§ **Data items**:
........

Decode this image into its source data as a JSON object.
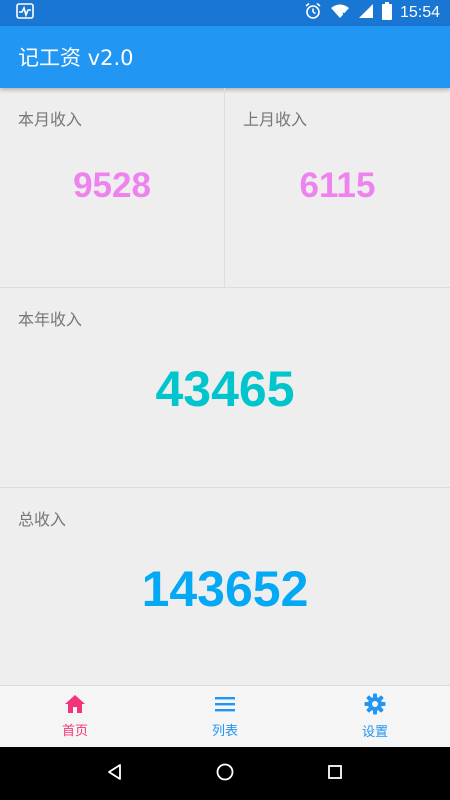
{
  "status_bar": {
    "time": "15:54",
    "icons": [
      "activity-monitor-icon",
      "alarm-icon",
      "wifi-icon",
      "signal-icon",
      "battery-icon"
    ]
  },
  "app_bar": {
    "title": "记工资 v2.0"
  },
  "stats": {
    "this_month": {
      "label": "本月收入",
      "value": "9528"
    },
    "last_month": {
      "label": "上月收入",
      "value": "6115"
    },
    "this_year": {
      "label": "本年收入",
      "value": "43465"
    },
    "total": {
      "label": "总收入",
      "value": "143652"
    }
  },
  "bottom_nav": {
    "items": [
      {
        "label": "首页",
        "icon": "home-icon",
        "active": true
      },
      {
        "label": "列表",
        "icon": "list-icon",
        "active": false
      },
      {
        "label": "设置",
        "icon": "gear-icon",
        "active": false
      }
    ]
  },
  "system_nav": {
    "icons": [
      "back-icon",
      "home-circle-icon",
      "recents-icon"
    ]
  },
  "colors": {
    "status_bar": "#1976D2",
    "app_bar": "#2196F3",
    "month_value": "#EE82EE",
    "year_value": "#00C5CD",
    "total_value": "#03A9F4",
    "nav_active": "#F2357A",
    "nav_inactive": "#2196F3"
  }
}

........

§ **REQUEST**:
From the entries above, pull out each line that includes "label".

§ **FINAL ANSWER**:
      "label": "本月收入",
      "label": "上月收入",
      "label": "本年收入",
      "label": "总收入",
        "label": "首页",
        "label": "列表",
        "label": "设置",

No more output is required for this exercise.